* **TASK INSTRUCTIONS**: Your task is to output the entries below word for word.

* **RECORDS**:
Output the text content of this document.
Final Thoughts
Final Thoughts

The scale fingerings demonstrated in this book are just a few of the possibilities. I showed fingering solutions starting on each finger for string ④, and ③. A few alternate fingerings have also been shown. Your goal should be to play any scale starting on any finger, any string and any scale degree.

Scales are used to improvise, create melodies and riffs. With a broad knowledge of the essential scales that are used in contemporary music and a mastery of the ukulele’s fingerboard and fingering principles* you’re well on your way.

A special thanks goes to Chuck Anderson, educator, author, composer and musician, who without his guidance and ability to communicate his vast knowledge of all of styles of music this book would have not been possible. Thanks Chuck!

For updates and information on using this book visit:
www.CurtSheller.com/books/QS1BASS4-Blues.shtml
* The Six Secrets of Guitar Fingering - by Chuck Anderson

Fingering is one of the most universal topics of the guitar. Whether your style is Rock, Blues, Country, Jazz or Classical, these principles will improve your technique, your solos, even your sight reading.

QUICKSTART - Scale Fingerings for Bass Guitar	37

* **FULL SOLUTION**:
Output the text content of this document.
Final Thoughts
Final Thoughts

The scale fingerings demonstrated in this book are just a few of the possibilities. I showed fingering solutions starting on each finger for string ④, and ③. A few alternate fingerings have also been shown. Your goal should be to play any scale starting on any finger, any string and any scale degree.

Scales are used to improvise, create melodies and riffs. With a broad knowledge of the essential scales that are used in contemporary music and a mastery of the ukulele’s fingerboard and fingering principles* you’re well on your way.

A special thanks goes to Chuck Anderson, educator, author, composer and musician, who without his guidance and ability to communicate his vast knowledge of all of styles of music this book would have not been possible. Thanks Chuck!

For updates and information on using this book visit:
www.CurtSheller.com/books/QS1BASS4-Blues.shtml
* The Six Secrets of Guitar Fingering - by Chuck Anderson

Fingering is one of the most universal topics of the guitar. Whether your style is Rock, Blues, Country, Jazz or Classical, these principles will improve your technique, your solos, even your sight reading.

QUICKSTART - Scale Fingerings for Bass Guitar	37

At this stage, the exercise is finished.